- [Task objective] Take every line where the string "SVETI" appears and copy it.

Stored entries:

┌──

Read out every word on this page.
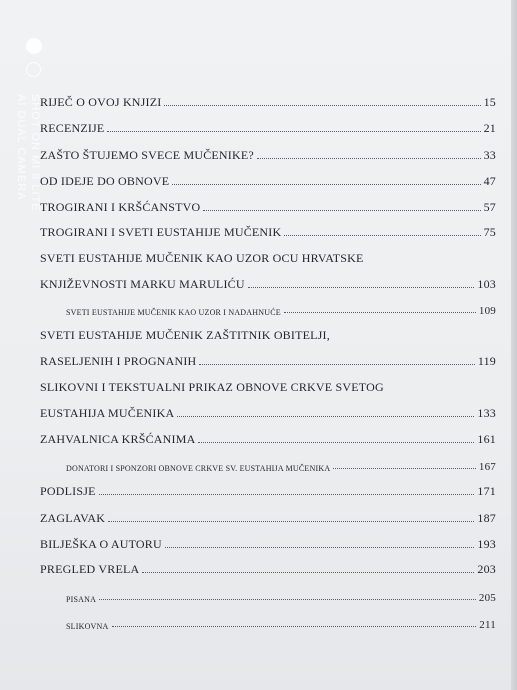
SHOT ON MI 8 LITE
AI DUAL CAMERA	RIJEČ O OVOJ KNJIZI	15
RECENZIJE	21
ZAŠTO ŠTUJEMO SVECE MUČENIKE?	33
OD IDEJE DO OBNOVE	47
TROGIRANI I KRŠĆANSTVO	57
TROGIRANI I SVETI EUSTAHIJE MUČENIK	75
SVETI EUSTAHIJE MUČENIK KAO UZOR OCU HRVATSKE
KNJIŽEVNOSTI MARKU MARULIĆU	103
SVETI EUSTAHIJE MUČENIK KAO UZOR I NADAHNUĆE	109
SVETI EUSTAHIJE MUČENIK ZAŠTITNIK OBITELJI,
RASELJENIH I PROGNANIH	119
SLIKOVNI I TEKSTUALNI PRIKAZ OBNOVE CRKVE SVETOG
EUSTAHIJA MUČENIKA	133
ZAHVALNICA KRŠĆANIMA	161
DONATORI I SPONZORI OBNOVE CRKVE SV. EUSTAHIJA MUČENIKA	167
PODLISJE	171
ZAGLAVAK	187
BILJEŠKA O AUTORU	193
PREGLED VRELA	203
PISANA	205
SLIKOVNA	211
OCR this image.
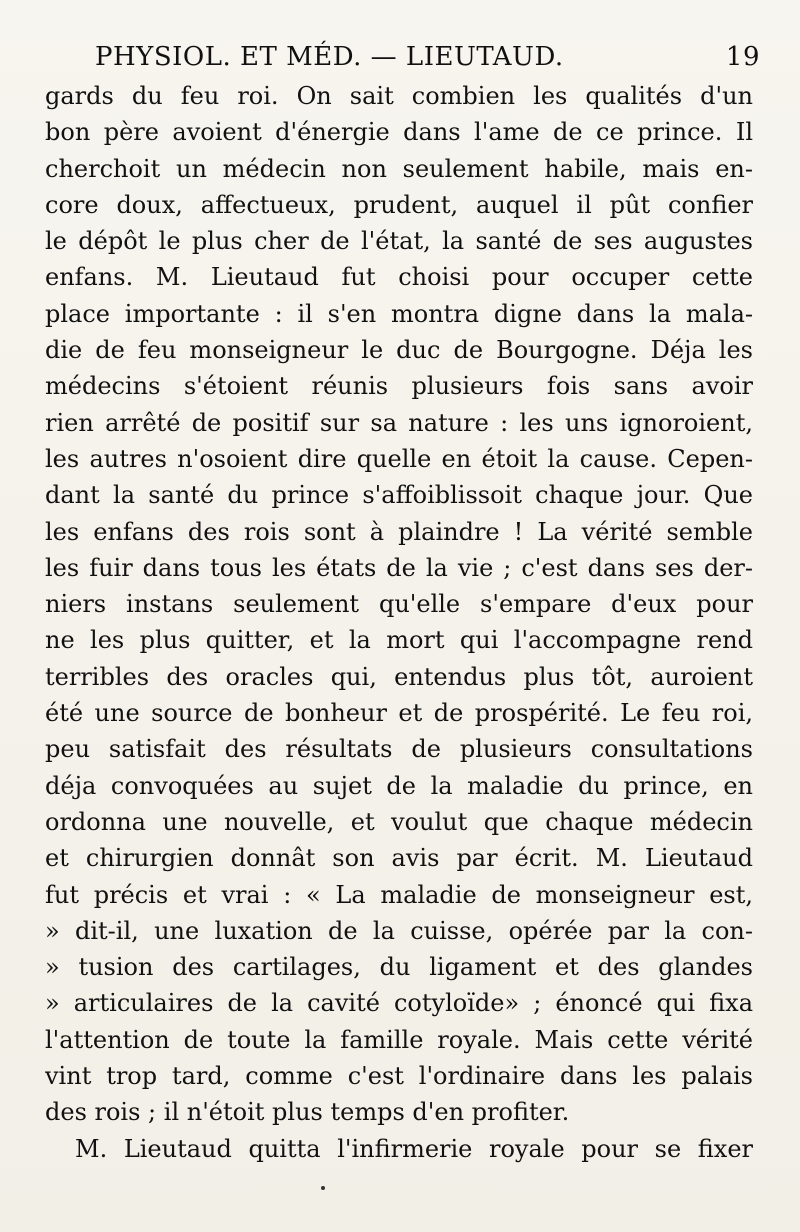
PHYSIOL. ET MÉD. — LIEUTAUD.	19
gards du feu roi. On sait combien les qualités d'un
bon père avoient d'énergie dans l'ame de ce prince. Il
cherchoit un médecin non seulement habile, mais en-
core doux, affectueux, prudent, auquel il pût confier
le dépôt le plus cher de l'état, la santé de ses augustes
enfans. M. Lieutaud fut choisi pour occuper cette
place importante : il s'en montra digne dans la mala-
die de feu monseigneur le duc de Bourgogne. Déja les
médecins s'étoient réunis plusieurs fois sans avoir
rien arrêté de positif sur sa nature : les uns ignoroient,
les autres n'osoient dire quelle en étoit la cause. Cepen-
dant la santé du prince s'affoiblissoit chaque jour. Que
les enfans des rois sont à plaindre ! La vérité semble
les fuir dans tous les états de la vie ; c'est dans ses der-
niers instans seulement qu'elle s'empare d'eux pour
ne les plus quitter, et la mort qui l'accompagne rend
terribles des oracles qui, entendus plus tôt, auroient
été une source de bonheur et de prospérité. Le feu roi,
peu satisfait des résultats de plusieurs consultations
déja convoquées au sujet de la maladie du prince, en
ordonna une nouvelle, et voulut que chaque médecin
et chirurgien donnât son avis par écrit. M. Lieutaud
fut précis et vrai : « La maladie de monseigneur est,
» dit-il, une luxation de la cuisse, opérée par la con-
» tusion des cartilages, du ligament et des glandes
» articulaires de la cavité cotyloïde» ; énoncé qui fixa
l'attention de toute la famille royale. Mais cette vérité
vint trop tard, comme c'est l'ordinaire dans les palais
des rois ; il n'étoit plus temps d'en profiter.
M. Lieutaud quitta l'infirmerie royale pour se fixer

└──

- [Complete answer]
TROGIRANI I SVETI EUSTAHIJE MUČENIK	75
SVETI EUSTAHIJE MUČENIK KAO UZOR OCU HRVATSKE
SVETI EUSTAHIJE MUČENIK KAO UZOR I NADAHNUĆE	109
SVETI EUSTAHIJE MUČENIK ZAŠTITNIK OBITELJI,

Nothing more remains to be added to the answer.